• Quoted passage:
[proofplan]
The proof has two halves, each an application of the fixed-point sentence $G$ (constructed prior to the theorem) and the soundness of PA. The first half shows $\mathrm{PA} \not\vdash G$ by assuming provability, deriving that $G$ is true in $\mathbb{N}$ (by soundness), and observing that the content of $G$ asserts its own unprovability — a contradiction. The second half concludes that $G$ is in fact true in $\mathbb{N}$ (because it correctly asserts the unprovable status just established) and then rules out $\mathrm{PA} \vdash \neg G$ by soundness again: PA cannot prove a sentence false in $\mathbb{N}$. The hypothesis consumed throughout is that $\mathbb{N}$ is a model of PA, which guarantees soundness of PA with respect to arithmetic truth.

• Saved entries:

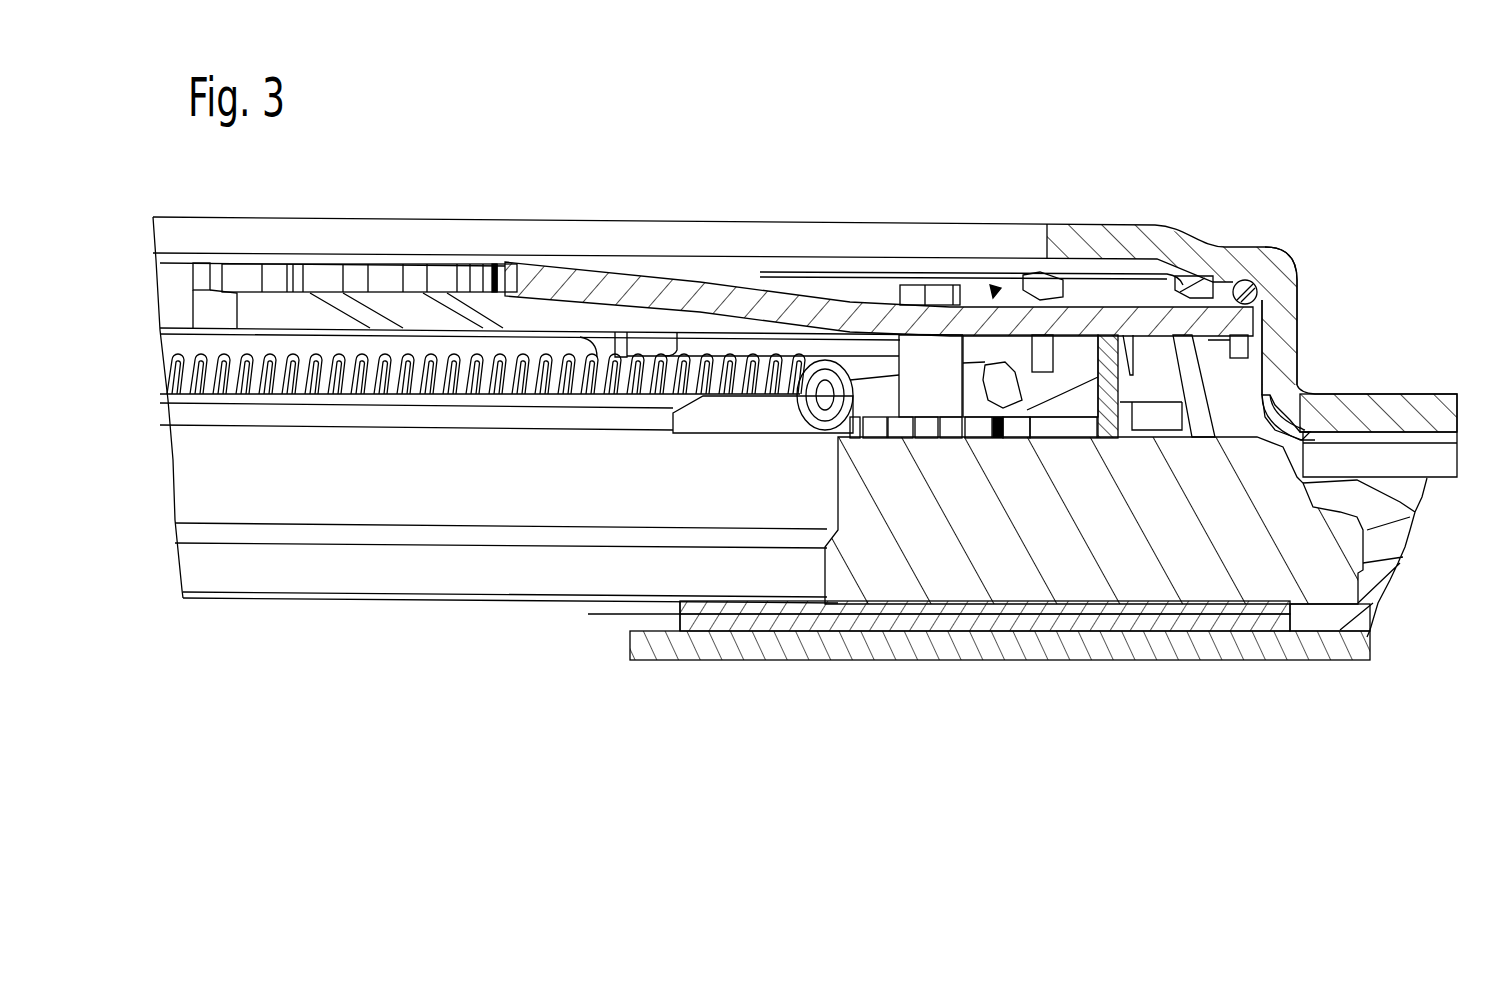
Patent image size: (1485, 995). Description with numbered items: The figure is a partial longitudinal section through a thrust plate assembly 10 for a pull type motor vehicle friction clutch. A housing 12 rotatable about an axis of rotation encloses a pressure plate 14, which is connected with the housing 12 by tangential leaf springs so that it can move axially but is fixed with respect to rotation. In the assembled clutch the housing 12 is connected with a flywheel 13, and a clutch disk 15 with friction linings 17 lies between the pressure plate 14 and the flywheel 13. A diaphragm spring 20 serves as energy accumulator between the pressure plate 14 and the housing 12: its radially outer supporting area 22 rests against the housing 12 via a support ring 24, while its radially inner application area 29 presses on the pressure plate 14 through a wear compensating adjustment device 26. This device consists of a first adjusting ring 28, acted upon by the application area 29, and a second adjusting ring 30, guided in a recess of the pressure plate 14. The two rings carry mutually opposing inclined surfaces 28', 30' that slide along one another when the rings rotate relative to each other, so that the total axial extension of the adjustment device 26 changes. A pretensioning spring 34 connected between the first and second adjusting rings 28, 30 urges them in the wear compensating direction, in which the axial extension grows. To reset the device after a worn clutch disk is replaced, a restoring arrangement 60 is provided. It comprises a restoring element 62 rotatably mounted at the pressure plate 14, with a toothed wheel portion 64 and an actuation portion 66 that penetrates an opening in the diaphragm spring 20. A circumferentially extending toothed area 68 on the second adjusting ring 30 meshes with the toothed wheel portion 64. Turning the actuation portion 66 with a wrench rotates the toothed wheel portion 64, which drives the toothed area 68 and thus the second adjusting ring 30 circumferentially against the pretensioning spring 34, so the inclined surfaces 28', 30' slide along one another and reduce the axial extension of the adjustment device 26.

The thrust plate assembly 10 is at (786, 146).
The housing 12 is at (1155, 225).
The flywheel 13 is at (1237, 662).
The pressure plate 14 is at (970, 573).
The clutch disk 15 is at (604, 621).
The friction linings 17 is at (683, 605).
The diaphragm spring 20 is at (857, 313).
The supporting area 22 is at (1258, 284).
The support ring 24 is at (1166, 358).
The wear compensating adjustment device 26 is at (1297, 302).
The first adjusting ring 28 is at (1235, 248).
The inclined surface 28' is at (1095, 270).
The application area 29 is at (1110, 335).
The second adjusting ring 30 is at (1247, 387).
The inclined surface 30' is at (1030, 540).
The pretensioning spring 34 is at (508, 357).
The restoring arrangement 60 is at (995, 288).
The restoring element 62 is at (930, 387).
The toothed wheel portion 64 is at (880, 423).
The actuation portion 66 is at (935, 287).
The toothed area 68 is at (1037, 440).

• Short exercise 1:
Could you duplicate the part of the proof plan above that opens with the words containing "[proofplan]" and closes with "to arithmetic truth."?
• Short exercise 2:
In the proof plan above:
(a) Which sentence, constructed prior to the theorem, is each half of the proof an application of?
(b) What does the first half show?
(c) What hypothesis is consumed throughout the proof?

• Correct answer 1:
[proofplan]
The proof has two halves, each an application of the fixed-point sentence $G$ (constructed prior to the theorem) and the soundness of PA. The first half shows $\mathrm{PA} \not\vdash G$ by assuming provability, deriving that $G$ is true in $\mathbb{N}$ (by soundness), and observing that the content of $G$ asserts its own unprovability — a contradiction. The second half concludes that $G$ is in fact true in $\mathbb{N}$ (because it correctly asserts the unprovable status just established) and then rules out $\mathrm{PA} \vdash \neg G$ by soundness again: PA cannot prove a sentence false in $\mathbb{N}$. The hypothesis consumed throughout is that $\mathbb{N}$ is a model of PA, which guarantees soundness of PA with respect to arithmetic truth.

• Correct answer 2:
(a) The fixed-point sentence $G$.
(b) $\mathrm{PA} \not\vdash G$.
(c) That $\mathbb{N}$ is a model of PA.